[Collection entries]
+++++
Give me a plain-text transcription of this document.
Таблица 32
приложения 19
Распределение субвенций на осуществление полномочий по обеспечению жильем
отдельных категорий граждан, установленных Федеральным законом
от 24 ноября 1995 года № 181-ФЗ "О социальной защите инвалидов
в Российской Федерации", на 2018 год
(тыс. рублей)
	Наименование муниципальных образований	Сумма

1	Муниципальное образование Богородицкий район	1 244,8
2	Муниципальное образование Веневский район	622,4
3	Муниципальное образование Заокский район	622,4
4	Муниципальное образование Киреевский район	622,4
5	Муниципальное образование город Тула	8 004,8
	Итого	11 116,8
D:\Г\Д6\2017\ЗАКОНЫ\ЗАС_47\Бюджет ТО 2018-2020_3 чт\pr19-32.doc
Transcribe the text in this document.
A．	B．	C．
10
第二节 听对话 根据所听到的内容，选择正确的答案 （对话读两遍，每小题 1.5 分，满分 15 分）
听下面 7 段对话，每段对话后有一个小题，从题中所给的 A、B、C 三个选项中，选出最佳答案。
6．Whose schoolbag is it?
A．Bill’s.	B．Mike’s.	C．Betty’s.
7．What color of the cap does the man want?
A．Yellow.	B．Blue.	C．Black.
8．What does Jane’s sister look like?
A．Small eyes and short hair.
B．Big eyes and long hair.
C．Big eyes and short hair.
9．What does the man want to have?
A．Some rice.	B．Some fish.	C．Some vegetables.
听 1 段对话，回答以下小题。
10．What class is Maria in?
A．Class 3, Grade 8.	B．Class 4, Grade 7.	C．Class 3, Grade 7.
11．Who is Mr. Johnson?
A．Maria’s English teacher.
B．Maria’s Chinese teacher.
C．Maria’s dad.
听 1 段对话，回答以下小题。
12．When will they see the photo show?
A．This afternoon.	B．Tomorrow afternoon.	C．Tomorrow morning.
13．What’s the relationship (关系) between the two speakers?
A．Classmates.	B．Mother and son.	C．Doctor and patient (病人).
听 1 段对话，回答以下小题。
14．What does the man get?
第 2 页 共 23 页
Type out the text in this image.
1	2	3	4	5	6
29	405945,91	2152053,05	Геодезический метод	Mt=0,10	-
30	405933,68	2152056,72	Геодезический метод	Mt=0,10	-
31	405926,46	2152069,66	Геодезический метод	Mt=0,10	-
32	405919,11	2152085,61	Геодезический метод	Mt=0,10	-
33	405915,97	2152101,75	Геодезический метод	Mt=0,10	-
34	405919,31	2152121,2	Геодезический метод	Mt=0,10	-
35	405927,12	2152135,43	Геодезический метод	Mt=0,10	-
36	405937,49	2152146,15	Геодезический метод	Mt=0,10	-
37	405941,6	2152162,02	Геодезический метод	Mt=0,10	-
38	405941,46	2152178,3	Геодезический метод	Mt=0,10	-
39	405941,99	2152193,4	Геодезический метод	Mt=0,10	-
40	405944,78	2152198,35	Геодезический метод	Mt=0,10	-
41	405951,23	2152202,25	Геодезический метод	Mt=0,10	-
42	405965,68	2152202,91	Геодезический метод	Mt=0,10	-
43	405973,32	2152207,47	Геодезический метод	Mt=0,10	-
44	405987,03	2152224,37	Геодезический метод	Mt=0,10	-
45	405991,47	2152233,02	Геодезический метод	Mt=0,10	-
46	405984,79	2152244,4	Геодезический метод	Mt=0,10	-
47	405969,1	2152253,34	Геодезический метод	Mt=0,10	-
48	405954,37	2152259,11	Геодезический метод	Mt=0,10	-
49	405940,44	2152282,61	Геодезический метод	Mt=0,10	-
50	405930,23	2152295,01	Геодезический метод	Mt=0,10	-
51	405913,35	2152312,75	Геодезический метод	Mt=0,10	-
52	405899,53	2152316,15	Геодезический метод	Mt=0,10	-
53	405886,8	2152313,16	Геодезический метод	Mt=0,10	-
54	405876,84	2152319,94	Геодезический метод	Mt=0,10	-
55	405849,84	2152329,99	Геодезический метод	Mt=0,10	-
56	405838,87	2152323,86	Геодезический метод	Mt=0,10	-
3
+++++
> **Problem details**
Reproduce the listing in full. Keep it exactly as written.

> **Response**
Give me a plain-text transcription of this document.
Таблица 32
приложения 19
Распределение субвенций на осуществление полномочий по обеспечению жильем
отдельных категорий граждан, установленных Федеральным законом
от 24 ноября 1995 года № 181-ФЗ "О социальной защите инвалидов
в Российской Федерации", на 2018 год
(тыс. рублей)
	Наименование муниципальных образований	Сумма

1	Муниципальное образование Богородицкий район	1 244,8
2	Муниципальное образование Веневский район	622,4
3	Муниципальное образование Заокский район	622,4
4	Муниципальное образование Киреевский район	622,4
5	Муниципальное образование город Тула	8 004,8
	Итого	11 116,8
D:\Г\Д6\2017\ЗАКОНЫ\ЗАС_47\Бюджет ТО 2018-2020_3 чт\pr19-32.doc
Transcribe the text in this document.
A．	B．	C．
10
第二节 听对话 根据所听到的内容，选择正确的答案 （对话读两遍，每小题 1.5 分，满分 15 分）
听下面 7 段对话，每段对话后有一个小题，从题中所给的 A、B、C 三个选项中，选出最佳答案。
6．Whose schoolbag is it?
A．Bill’s.	B．Mike’s.	C．Betty’s.
7．What color of the cap does the man want?
A．Yellow.	B．Blue.	C．Black.
8．What does Jane’s sister look like?
A．Small eyes and short hair.
B．Big eyes and long hair.
C．Big eyes and short hair.
9．What does the man want to have?
A．Some rice.	B．Some fish.	C．Some vegetables.
听 1 段对话，回答以下小题。
10．What class is Maria in?
A．Class 3, Grade 8.	B．Class 4, Grade 7.	C．Class 3, Grade 7.
11．Who is Mr. Johnson?
A．Maria’s English teacher.
B．Maria’s Chinese teacher.
C．Maria’s dad.
听 1 段对话，回答以下小题。
12．When will they see the photo show?
A．This afternoon.	B．Tomorrow afternoon.	C．Tomorrow morning.
13．What’s the relationship (关系) between the two speakers?
A．Classmates.	B．Mother and son.	C．Doctor and patient (病人).
听 1 段对话，回答以下小题。
14．What does the man get?
第 2 页 共 23 页
Type out the text in this image.
1	2	3	4	5	6
29	405945,91	2152053,05	Геодезический метод	Mt=0,10	-
30	405933,68	2152056,72	Геодезический метод	Mt=0,10	-
31	405926,46	2152069,66	Геодезический метод	Mt=0,10	-
32	405919,11	2152085,61	Геодезический метод	Mt=0,10	-
33	405915,97	2152101,75	Геодезический метод	Mt=0,10	-
34	405919,31	2152121,2	Геодезический метод	Mt=0,10	-
35	405927,12	2152135,43	Геодезический метод	Mt=0,10	-
36	405937,49	2152146,15	Геодезический метод	Mt=0,10	-
37	405941,6	2152162,02	Геодезический метод	Mt=0,10	-
38	405941,46	2152178,3	Геодезический метод	Mt=0,10	-
39	405941,99	2152193,4	Геодезический метод	Mt=0,10	-
40	405944,78	2152198,35	Геодезический метод	Mt=0,10	-
41	405951,23	2152202,25	Геодезический метод	Mt=0,10	-
42	405965,68	2152202,91	Геодезический метод	Mt=0,10	-
43	405973,32	2152207,47	Геодезический метод	Mt=0,10	-
44	405987,03	2152224,37	Геодезический метод	Mt=0,10	-
45	405991,47	2152233,02	Геодезический метод	Mt=0,10	-
46	405984,79	2152244,4	Геодезический метод	Mt=0,10	-
47	405969,1	2152253,34	Геодезический метод	Mt=0,10	-
48	405954,37	2152259,11	Геодезический метод	Mt=0,10	-
49	405940,44	2152282,61	Геодезический метод	Mt=0,10	-
50	405930,23	2152295,01	Геодезический метод	Mt=0,10	-
51	405913,35	2152312,75	Геодезический метод	Mt=0,10	-
52	405899,53	2152316,15	Геодезический метод	Mt=0,10	-
53	405886,8	2152313,16	Геодезический метод	Mt=0,10	-
54	405876,84	2152319,94	Геодезический метод	Mt=0,10	-
55	405849,84	2152329,99	Геодезический метод	Mt=0,10	-
56	405838,87	2152323,86	Геодезический метод	Mt=0,10	-
3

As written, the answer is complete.